>> START EXERCISE INPUTS
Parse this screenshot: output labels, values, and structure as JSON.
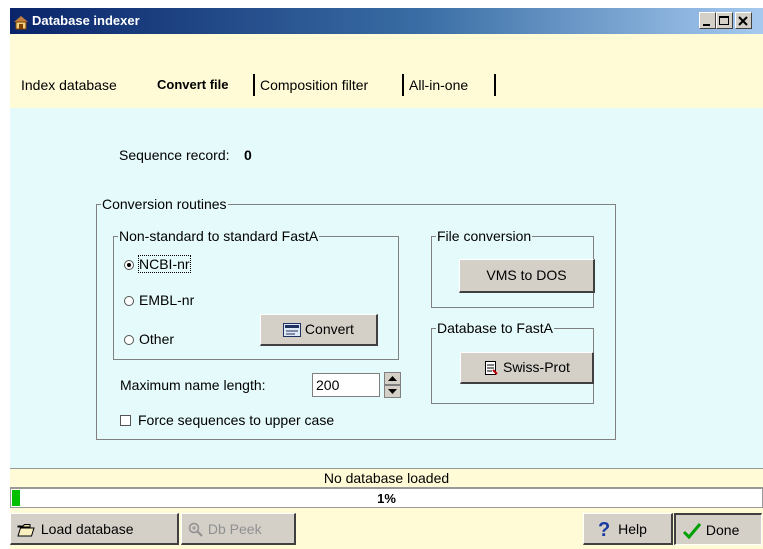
{
  "window": {
    "title": "Database indexer"
  },
  "tabs": [
    {
      "label": "Index database"
    },
    {
      "label": "Convert file"
    },
    {
      "label": "Composition filter"
    },
    {
      "label": "All-in-one"
    }
  ],
  "sequence_record": {
    "label": "Sequence record:",
    "value": "0"
  },
  "conversion": {
    "title": "Conversion routines",
    "nonstandard": {
      "title": "Non-standard to standard FastA",
      "options": [
        {
          "label": "NCBI-nr",
          "selected": true
        },
        {
          "label": "EMBL-nr",
          "selected": false
        },
        {
          "label": "Other",
          "selected": false
        }
      ],
      "convert_button": "Convert"
    },
    "file_conversion": {
      "title": "File conversion",
      "button": "VMS to DOS"
    },
    "database_to_fasta": {
      "title": "Database to FastA",
      "button": "Swiss-Prot"
    },
    "max_name_length": {
      "label": "Maximum name length:",
      "value": "200"
    },
    "force_upper": {
      "label": "Force sequences to upper case",
      "checked": false
    }
  },
  "status": {
    "text": "No database loaded"
  },
  "progress": {
    "percent_label": "1%",
    "fraction": 0.01,
    "color": "#00c000"
  },
  "bottom": {
    "load_button": "Load database",
    "peek_button": "Db Peek",
    "help_button": "Help",
    "done_button": "Done"
  },
  "colors": {
    "panel": "#e5fafa",
    "bars": "#fffbd6",
    "titlebar": "#0a246a"
  }
}
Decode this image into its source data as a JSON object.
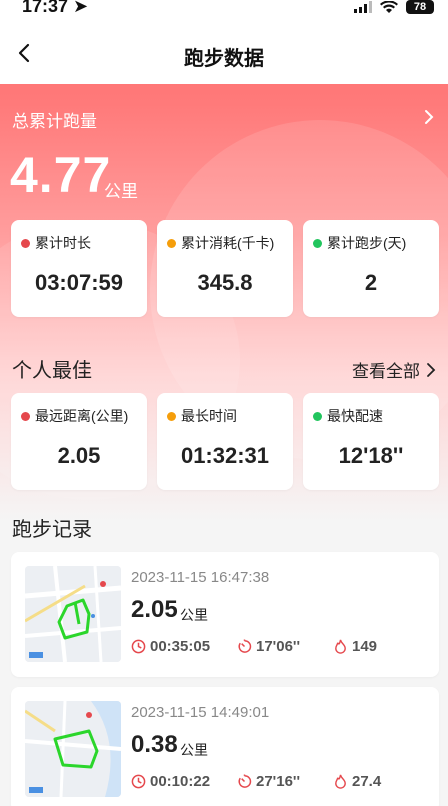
{
  "status": {
    "time": "17:37",
    "battery": "78"
  },
  "nav": {
    "title": "跑步数据"
  },
  "summary": {
    "label": "总累计跑量",
    "value": "4.77",
    "unit": "公里"
  },
  "stats": [
    {
      "label": "累计时长",
      "value": "03:07:59",
      "color": "#e5484d"
    },
    {
      "label": "累计消耗(千卡)",
      "value": "345.8",
      "color": "#f59e0b"
    },
    {
      "label": "累计跑步(天)",
      "value": "2",
      "color": "#22c55e"
    }
  ],
  "best": {
    "title": "个人最佳",
    "view_all": "查看全部",
    "items": [
      {
        "label": "最远距离(公里)",
        "value": "2.05",
        "color": "#e5484d"
      },
      {
        "label": "最长时间",
        "value": "01:32:31",
        "color": "#f59e0b"
      },
      {
        "label": "最快配速",
        "value": "12'18''",
        "color": "#22c55e"
      }
    ]
  },
  "records": {
    "title": "跑步记录",
    "items": [
      {
        "date": "2023-11-15 16:47:38",
        "distance": "2.05",
        "unit": "公里",
        "duration": "00:35:05",
        "pace": "17'06''",
        "calories": "149"
      },
      {
        "date": "2023-11-15 14:49:01",
        "distance": "0.38",
        "unit": "公里",
        "duration": "00:10:22",
        "pace": "27'16''",
        "calories": "27.4"
      }
    ]
  },
  "colors": {
    "accent": "#e5484d",
    "hero": "#ff6b6b"
  }
}
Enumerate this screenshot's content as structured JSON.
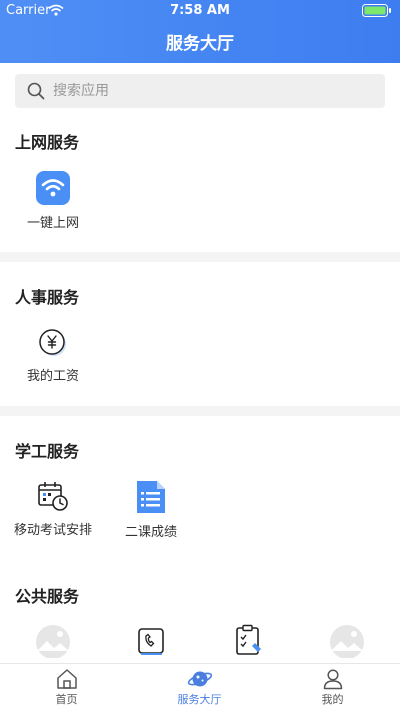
{
  "status_bar": {
    "carrier": "Carrier",
    "time": "7:58 AM"
  },
  "header": {
    "title": "服务大厅"
  },
  "search": {
    "placeholder": "搜索应用"
  },
  "sections": [
    {
      "title": "上网服务",
      "items": [
        {
          "label": "一键上网",
          "icon": "wifi-icon"
        }
      ]
    },
    {
      "title": "人事服务",
      "items": [
        {
          "label": "我的工资",
          "icon": "yuan-icon"
        }
      ]
    },
    {
      "title": "学工服务",
      "items": [
        {
          "label": "移动考试安排",
          "icon": "calendar-clock-icon"
        },
        {
          "label": "二课成绩",
          "icon": "document-icon"
        }
      ]
    },
    {
      "title": "公共服务",
      "items": [
        {
          "icon": "image-placeholder-icon"
        },
        {
          "icon": "phone-card-icon"
        },
        {
          "icon": "clipboard-check-icon"
        },
        {
          "icon": "image-placeholder-icon"
        }
      ]
    }
  ],
  "tabbar": {
    "items": [
      {
        "label": "首页",
        "icon": "home-icon"
      },
      {
        "label": "服务大厅",
        "icon": "planet-icon",
        "active": true
      },
      {
        "label": "我的",
        "icon": "user-icon"
      }
    ]
  },
  "colors": {
    "header": "#3d7df0",
    "accent": "#4a7fe0",
    "wifi_tile": "#4a8ff5",
    "divider": "#f4f4f4"
  }
}
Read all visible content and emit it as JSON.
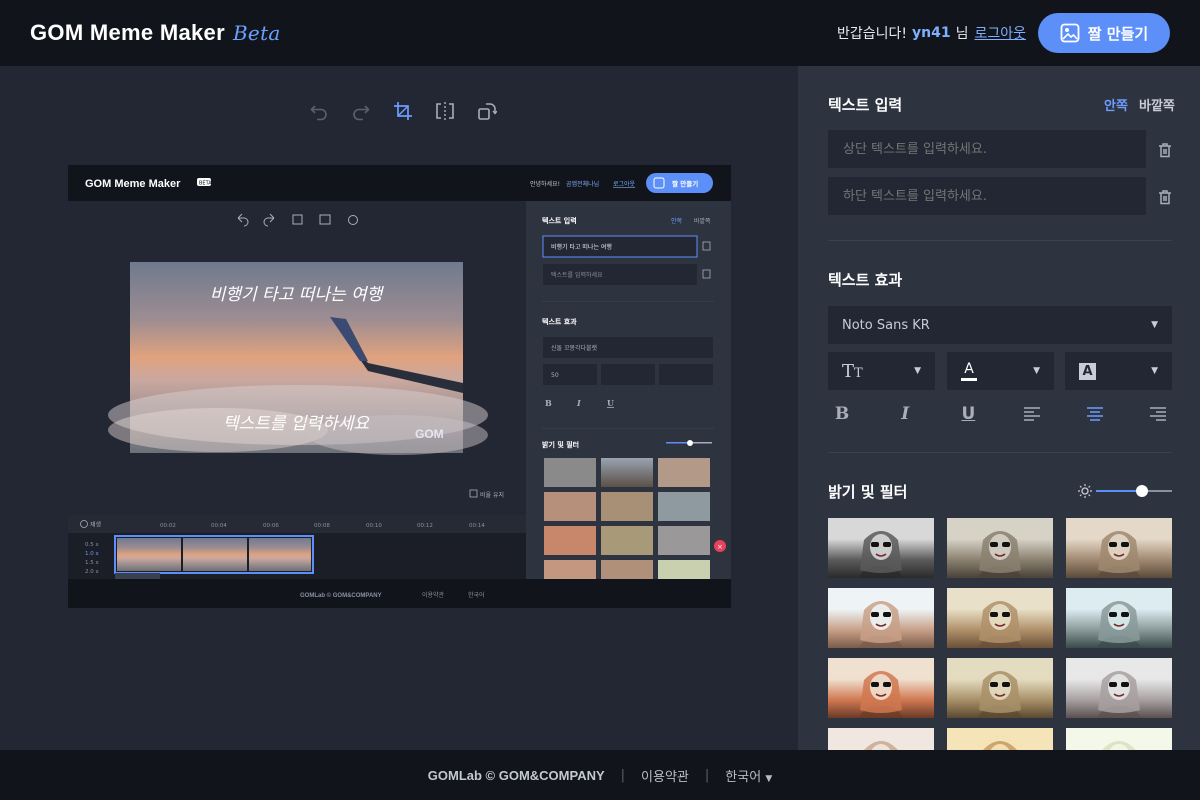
{
  "header": {
    "logo": "GOM Meme Maker",
    "beta": "Beta",
    "greeting": "반갑습니다!",
    "username": "yn41",
    "honorific": "님",
    "logout": "로그아웃",
    "make_button": "짤 만들기"
  },
  "toolbar": {
    "items": [
      "undo-icon",
      "redo-icon",
      "crop-icon",
      "flip-icon",
      "rotate-icon"
    ]
  },
  "preview": {
    "logo": "GOM Meme Maker",
    "badge": "BETA",
    "greeting": "안녕하세요!",
    "username": "곰앱전체나님",
    "logout": "로그아웃",
    "make_button": "짤 만들기",
    "top_caption": "비행기 타고 떠나는 여행",
    "bottom_caption": "텍스트를 입력하세요",
    "watermark": "GOM",
    "keep_ratio": "비율 유지",
    "timeline_label": "재생",
    "ticks": [
      "00:02",
      "00:04",
      "00:06",
      "00:08",
      "00:10",
      "00:12",
      "00:14"
    ],
    "speeds": [
      "0.5 x",
      "1.0 x",
      "1.5 x",
      "2.0 x"
    ],
    "panel": {
      "text_input": "텍스트 입력",
      "inside": "안쪽",
      "outside": "바깥쪽",
      "top_value": "비행기 타고 떠나는 여행",
      "bottom_placeholder": "텍스트를 입력하세요",
      "text_effect": "텍스트 효과",
      "font": "신돌 꼬몽각다블랫",
      "size": "50",
      "filter_title": "밝기 및 필터"
    },
    "footer": {
      "brand": "GOMLab © GOM&COMPANY",
      "terms": "이용약관",
      "lang": "한국어"
    }
  },
  "panel": {
    "text_input_title": "텍스트 입력",
    "tab_inside": "안쪽",
    "tab_outside": "바깥쪽",
    "top_placeholder": "상단 텍스트를 입력하세요.",
    "bottom_placeholder": "하단 텍스트를 입력하세요.",
    "text_effect_title": "텍스트 효과",
    "font_value": "Noto Sans KR",
    "filter_title": "밝기 및 필터",
    "brightness": 0.6,
    "filters": [
      "grayscale",
      "faded",
      "warm",
      "bright",
      "vintage",
      "cool",
      "vivid",
      "sepia",
      "fade",
      "soft",
      "golden",
      "light"
    ]
  },
  "footer": {
    "brand": "GOMLab © GOM&COMPANY",
    "terms": "이용약관",
    "language": "한국어"
  },
  "colors": {
    "accent": "#5d8ff9",
    "header_bg": "#12141b",
    "canvas_bg": "#232733",
    "panel_bg": "#2e3340"
  }
}
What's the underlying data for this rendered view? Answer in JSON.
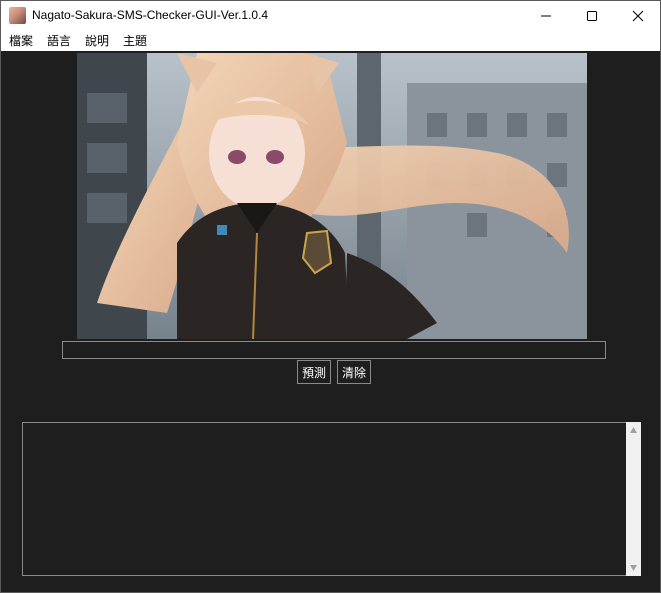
{
  "window": {
    "title": "Nagato-Sakura-SMS-Checker-GUI-Ver.1.0.4"
  },
  "menu": {
    "items": [
      {
        "label": "檔案"
      },
      {
        "label": "語言"
      },
      {
        "label": "說明"
      },
      {
        "label": "主題"
      }
    ]
  },
  "main": {
    "input_value": "",
    "predict_label": "預測",
    "clear_label": "清除",
    "output_text": ""
  },
  "colors": {
    "background": "#1e1e1e",
    "border": "#8a8a8a",
    "titlebar": "#ffffff"
  },
  "icons": {
    "app": "app-icon",
    "minimize": "minimize-icon",
    "maximize": "maximize-icon",
    "close": "close-icon",
    "scroll_up": "scroll-up-arrow-icon",
    "scroll_down": "scroll-down-arrow-icon"
  }
}
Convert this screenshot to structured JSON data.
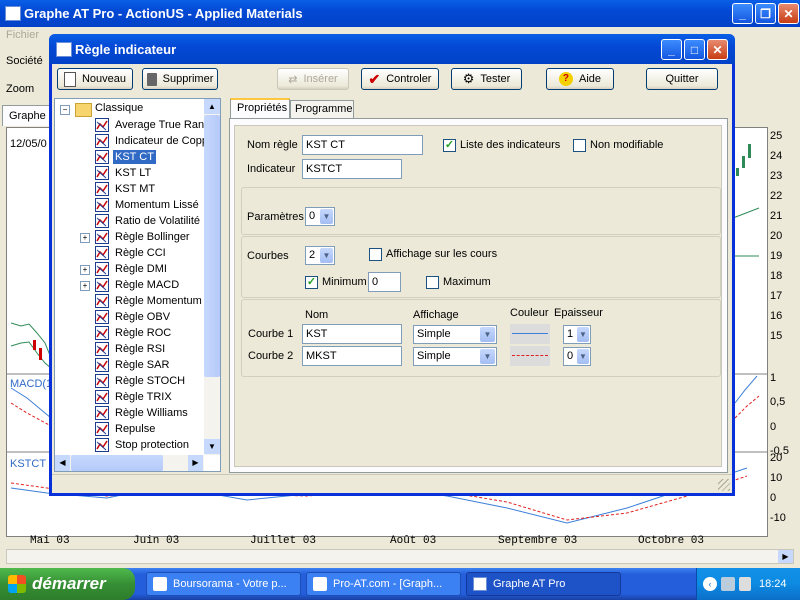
{
  "main_window": {
    "title": "Graphe AT Pro - ActionUS - Applied Materials",
    "menu": [
      "Fichier"
    ],
    "societe_label": "Société",
    "zoom_label": "Zoom",
    "tab_label": "Graphe",
    "chart_date": "12/05/0",
    "macd_label": "MACD(1",
    "kst_label": "KSTCT",
    "price_axis": [
      "25",
      "24",
      "23",
      "22",
      "21",
      "20",
      "19",
      "18",
      "17",
      "16",
      "15"
    ],
    "macd_axis": [
      "1",
      "0,5",
      "0",
      "-0,5"
    ],
    "kst_axis": [
      "20",
      "10",
      "0",
      "-10"
    ],
    "months": [
      "Mai 03",
      "Juin 03",
      "Juillet 03",
      "Août 03",
      "Septembre 03",
      "Octobre 03"
    ]
  },
  "dialog": {
    "title": "Règle indicateur",
    "toolbar": {
      "nouveau": "Nouveau",
      "supprimer": "Supprimer",
      "inserer": "Insérer",
      "controler": "Controler",
      "tester": "Tester",
      "aide": "Aide",
      "quitter": "Quitter"
    },
    "tree": {
      "root": "Classique",
      "items": [
        {
          "label": "Average True Rang",
          "expand": false
        },
        {
          "label": "Indicateur de Copp",
          "expand": false
        },
        {
          "label": "KST CT",
          "expand": false,
          "selected": true
        },
        {
          "label": "KST LT",
          "expand": false
        },
        {
          "label": "KST MT",
          "expand": false
        },
        {
          "label": "Momentum Lissé",
          "expand": false
        },
        {
          "label": "Ratio de Volatilité",
          "expand": false
        },
        {
          "label": "Règle Bollinger",
          "expand": true
        },
        {
          "label": "Règle CCI",
          "expand": false
        },
        {
          "label": "Règle DMI",
          "expand": true
        },
        {
          "label": "Règle MACD",
          "expand": true
        },
        {
          "label": "Règle Momentum",
          "expand": false
        },
        {
          "label": "Règle OBV",
          "expand": false
        },
        {
          "label": "Règle ROC",
          "expand": false
        },
        {
          "label": "Règle RSI",
          "expand": false
        },
        {
          "label": "Règle SAR",
          "expand": false
        },
        {
          "label": "Règle STOCH",
          "expand": false
        },
        {
          "label": "Règle TRIX",
          "expand": false
        },
        {
          "label": "Règle Williams",
          "expand": false
        },
        {
          "label": "Repulse",
          "expand": false
        },
        {
          "label": "Stop protection",
          "expand": false
        }
      ]
    },
    "tabs": [
      "Propriétés",
      "Programme"
    ],
    "props": {
      "nom_regle_label": "Nom règle",
      "nom_regle_value": "KST CT",
      "indicateur_label": "Indicateur",
      "indicateur_value": "KSTCT",
      "liste_label": "Liste des indicateurs",
      "liste_checked": true,
      "non_modifiable_label": "Non modifiable",
      "non_modifiable_checked": false,
      "parametres_label": "Paramètres",
      "parametres_value": "0",
      "courbes_label": "Courbes",
      "courbes_value": "2",
      "affichage_cours_label": "Affichage sur les cours",
      "minimum_label": "Minimum",
      "minimum_checked": true,
      "minimum_value": "0",
      "maximum_label": "Maximum",
      "col_nom": "Nom",
      "col_affichage": "Affichage",
      "col_couleur": "Couleur",
      "col_epaisseur": "Epaisseur",
      "courbe1_label": "Courbe 1",
      "courbe1_nom": "KST",
      "courbe1_affichage": "Simple",
      "courbe1_color": "#3c7fd8",
      "courbe1_epaisseur": "1",
      "courbe2_label": "Courbe 2",
      "courbe2_nom": "MKST",
      "courbe2_affichage": "Simple",
      "courbe2_color": "#e02020",
      "courbe2_epaisseur": "0"
    }
  },
  "taskbar": {
    "start": "démarrer",
    "tasks": [
      "Boursorama - Votre p...",
      "Pro-AT.com - [Graph...",
      "Graphe AT Pro"
    ],
    "clock": "18:24"
  }
}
>> END EXERCISE INPUTS
## STATED EXERCISE
Find the string "structured" in the records, then copy each line where it occurs.

## REPLY
Enumerate this screenshot's content as structured JSON.
Convert this screenshot to structured JSON data.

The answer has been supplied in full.